Dataset items:
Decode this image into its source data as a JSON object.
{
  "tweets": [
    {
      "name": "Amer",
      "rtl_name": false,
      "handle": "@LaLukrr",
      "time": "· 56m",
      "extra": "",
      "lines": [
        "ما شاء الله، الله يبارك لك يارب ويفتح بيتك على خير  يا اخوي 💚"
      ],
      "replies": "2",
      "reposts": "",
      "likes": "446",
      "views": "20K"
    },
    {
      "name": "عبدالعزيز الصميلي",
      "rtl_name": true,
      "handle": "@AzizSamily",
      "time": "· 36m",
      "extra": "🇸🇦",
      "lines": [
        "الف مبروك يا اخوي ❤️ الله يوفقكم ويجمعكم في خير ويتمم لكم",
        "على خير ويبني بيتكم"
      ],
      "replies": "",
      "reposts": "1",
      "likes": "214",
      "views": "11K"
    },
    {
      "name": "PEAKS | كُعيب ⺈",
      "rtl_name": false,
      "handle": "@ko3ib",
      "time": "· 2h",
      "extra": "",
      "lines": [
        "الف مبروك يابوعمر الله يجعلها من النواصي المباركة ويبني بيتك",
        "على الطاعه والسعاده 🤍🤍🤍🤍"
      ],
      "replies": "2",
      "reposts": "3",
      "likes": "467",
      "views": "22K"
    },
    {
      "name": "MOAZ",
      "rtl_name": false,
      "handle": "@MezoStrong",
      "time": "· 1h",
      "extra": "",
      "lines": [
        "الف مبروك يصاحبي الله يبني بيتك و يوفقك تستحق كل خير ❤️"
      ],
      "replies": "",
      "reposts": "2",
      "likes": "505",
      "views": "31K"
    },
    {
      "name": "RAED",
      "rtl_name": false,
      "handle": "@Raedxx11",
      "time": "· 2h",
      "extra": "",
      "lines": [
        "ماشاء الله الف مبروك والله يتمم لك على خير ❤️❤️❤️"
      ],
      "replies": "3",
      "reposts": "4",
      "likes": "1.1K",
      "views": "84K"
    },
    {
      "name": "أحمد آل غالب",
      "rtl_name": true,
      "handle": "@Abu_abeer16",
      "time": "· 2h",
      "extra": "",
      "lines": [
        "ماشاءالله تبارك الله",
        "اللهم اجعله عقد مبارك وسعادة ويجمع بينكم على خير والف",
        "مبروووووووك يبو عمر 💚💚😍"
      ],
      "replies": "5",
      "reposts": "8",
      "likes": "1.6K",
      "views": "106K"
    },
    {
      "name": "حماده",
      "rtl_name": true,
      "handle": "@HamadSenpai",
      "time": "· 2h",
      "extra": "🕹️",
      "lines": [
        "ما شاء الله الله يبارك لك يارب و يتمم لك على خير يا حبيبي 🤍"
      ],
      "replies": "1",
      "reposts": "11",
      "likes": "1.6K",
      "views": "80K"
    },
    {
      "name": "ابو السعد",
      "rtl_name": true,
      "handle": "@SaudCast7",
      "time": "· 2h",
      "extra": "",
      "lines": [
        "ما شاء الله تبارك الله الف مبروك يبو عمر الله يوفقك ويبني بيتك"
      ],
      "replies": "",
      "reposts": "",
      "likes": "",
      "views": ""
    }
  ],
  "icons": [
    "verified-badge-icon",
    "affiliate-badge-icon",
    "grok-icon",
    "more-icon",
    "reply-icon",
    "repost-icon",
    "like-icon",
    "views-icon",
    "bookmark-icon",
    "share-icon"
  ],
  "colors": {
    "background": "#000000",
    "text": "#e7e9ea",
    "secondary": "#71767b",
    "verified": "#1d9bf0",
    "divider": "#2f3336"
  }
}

-- Task objective --
Please output the entire listing exactly as it stands.

-- Complete answer --
Decode this image into its source data as a JSON object.
{
  "tweets": [
    {
      "name": "Amer",
      "rtl_name": false,
      "handle": "@LaLukrr",
      "time": "· 56m",
      "extra": "",
      "lines": [
        "ما شاء الله، الله يبارك لك يارب ويفتح بيتك على خير  يا اخوي 💚"
      ],
      "replies": "2",
      "reposts": "",
      "likes": "446",
      "views": "20K"
    },
    {
      "name": "عبدالعزيز الصميلي",
      "rtl_name": true,
      "handle": "@AzizSamily",
      "time": "· 36m",
      "extra": "🇸🇦",
      "lines": [
        "الف مبروك يا اخوي ❤️ الله يوفقكم ويجمعكم في خير ويتمم لكم",
        "على خير ويبني بيتكم"
      ],
      "replies": "",
      "reposts": "1",
      "likes": "214",
      "views": "11K"
    },
    {
      "name": "PEAKS | كُعيب ⺈",
      "rtl_name": false,
      "handle": "@ko3ib",
      "time": "· 2h",
      "extra": "",
      "lines": [
        "الف مبروك يابوعمر الله يجعلها من النواصي المباركة ويبني بيتك",
        "على الطاعه والسعاده 🤍🤍🤍🤍"
      ],
      "replies": "2",
      "reposts": "3",
      "likes": "467",
      "views": "22K"
    },
    {
      "name": "MOAZ",
      "rtl_name": false,
      "handle": "@MezoStrong",
      "time": "· 1h",
      "extra": "",
      "lines": [
        "الف مبروك يصاحبي الله يبني بيتك و يوفقك تستحق كل خير ❤️"
      ],
      "replies": "",
      "reposts": "2",
      "likes": "505",
      "views": "31K"
    },
    {
      "name": "RAED",
      "rtl_name": false,
      "handle": "@Raedxx11",
      "time": "· 2h",
      "extra": "",
      "lines": [
        "ماشاء الله الف مبروك والله يتمم لك على خير ❤️❤️❤️"
      ],
      "replies": "3",
      "reposts": "4",
      "likes": "1.1K",
      "views": "84K"
    },
    {
      "name": "أحمد آل غالب",
      "rtl_name": true,
      "handle": "@Abu_abeer16",
      "time": "· 2h",
      "extra": "",
      "lines": [
        "ماشاءالله تبارك الله",
        "اللهم اجعله عقد مبارك وسعادة ويجمع بينكم على خير والف",
        "مبروووووووك يبو عمر 💚💚😍"
      ],
      "replies": "5",
      "reposts": "8",
      "likes": "1.6K",
      "views": "106K"
    },
    {
      "name": "حماده",
      "rtl_name": true,
      "handle": "@HamadSenpai",
      "time": "· 2h",
      "extra": "🕹️",
      "lines": [
        "ما شاء الله الله يبارك لك يارب و يتمم لك على خير يا حبيبي 🤍"
      ],
      "replies": "1",
      "reposts": "11",
      "likes": "1.6K",
      "views": "80K"
    },
    {
      "name": "ابو السعد",
      "rtl_name": true,
      "handle": "@SaudCast7",
      "time": "· 2h",
      "extra": "",
      "lines": [
        "ما شاء الله تبارك الله الف مبروك يبو عمر الله يوفقك ويبني بيتك"
      ],
      "replies": "",
      "reposts": "",
      "likes": "",
      "views": ""
    }
  ],
  "icons": [
    "verified-badge-icon",
    "affiliate-badge-icon",
    "grok-icon",
    "more-icon",
    "reply-icon",
    "repost-icon",
    "like-icon",
    "views-icon",
    "bookmark-icon",
    "share-icon"
  ],
  "colors": {
    "background": "#000000",
    "text": "#e7e9ea",
    "secondary": "#71767b",
    "verified": "#1d9bf0",
    "divider": "#2f3336"
  }
}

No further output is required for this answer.